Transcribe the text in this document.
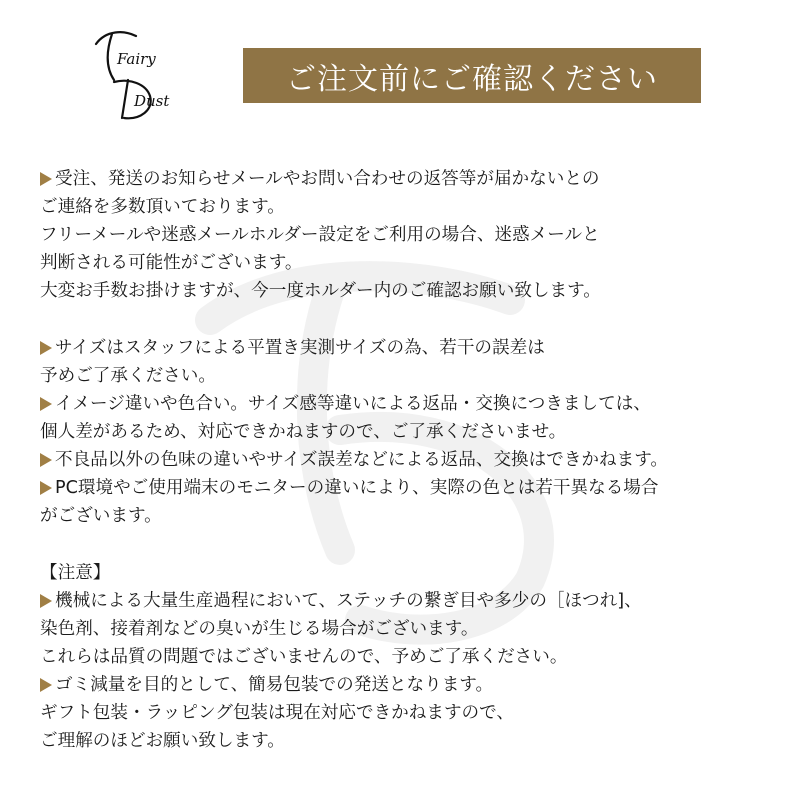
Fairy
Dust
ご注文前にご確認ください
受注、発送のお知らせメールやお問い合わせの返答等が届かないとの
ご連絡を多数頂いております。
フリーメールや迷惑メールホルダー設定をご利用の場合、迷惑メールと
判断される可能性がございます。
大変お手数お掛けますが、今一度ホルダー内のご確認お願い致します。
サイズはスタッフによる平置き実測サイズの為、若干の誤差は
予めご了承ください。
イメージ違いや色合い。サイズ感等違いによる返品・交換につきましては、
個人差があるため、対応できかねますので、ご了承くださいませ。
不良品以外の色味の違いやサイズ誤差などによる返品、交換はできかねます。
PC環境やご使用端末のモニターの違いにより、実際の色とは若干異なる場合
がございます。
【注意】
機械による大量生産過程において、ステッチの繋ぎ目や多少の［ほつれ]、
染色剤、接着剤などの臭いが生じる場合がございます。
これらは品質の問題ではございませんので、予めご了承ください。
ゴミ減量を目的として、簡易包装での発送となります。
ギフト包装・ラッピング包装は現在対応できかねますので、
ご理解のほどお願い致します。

☆ ☆ ☆ ☆ ☆

→ To be done
All of the material above should be reproduced exactly, except the pictures.

→ Result
Transcribe the text in this document.
Fairy
Dust
ご注文前にご確認ください
受注、発送のお知らせメールやお問い合わせの返答等が届かないとの
ご連絡を多数頂いております。
フリーメールや迷惑メールホルダー設定をご利用の場合、迷惑メールと
判断される可能性がございます。
大変お手数お掛けますが、今一度ホルダー内のご確認お願い致します。
サイズはスタッフによる平置き実測サイズの為、若干の誤差は
予めご了承ください。
イメージ違いや色合い。サイズ感等違いによる返品・交換につきましては、
個人差があるため、対応できかねますので、ご了承くださいませ。
不良品以外の色味の違いやサイズ誤差などによる返品、交換はできかねます。
PC環境やご使用端末のモニターの違いにより、実際の色とは若干異なる場合
がございます。
【注意】
機械による大量生産過程において、ステッチの繋ぎ目や多少の［ほつれ]、
染色剤、接着剤などの臭いが生じる場合がございます。
これらは品質の問題ではございませんので、予めご了承ください。
ゴミ減量を目的として、簡易包装での発送となります。
ギフト包装・ラッピング包装は現在対応できかねますので、
ご理解のほどお願い致します。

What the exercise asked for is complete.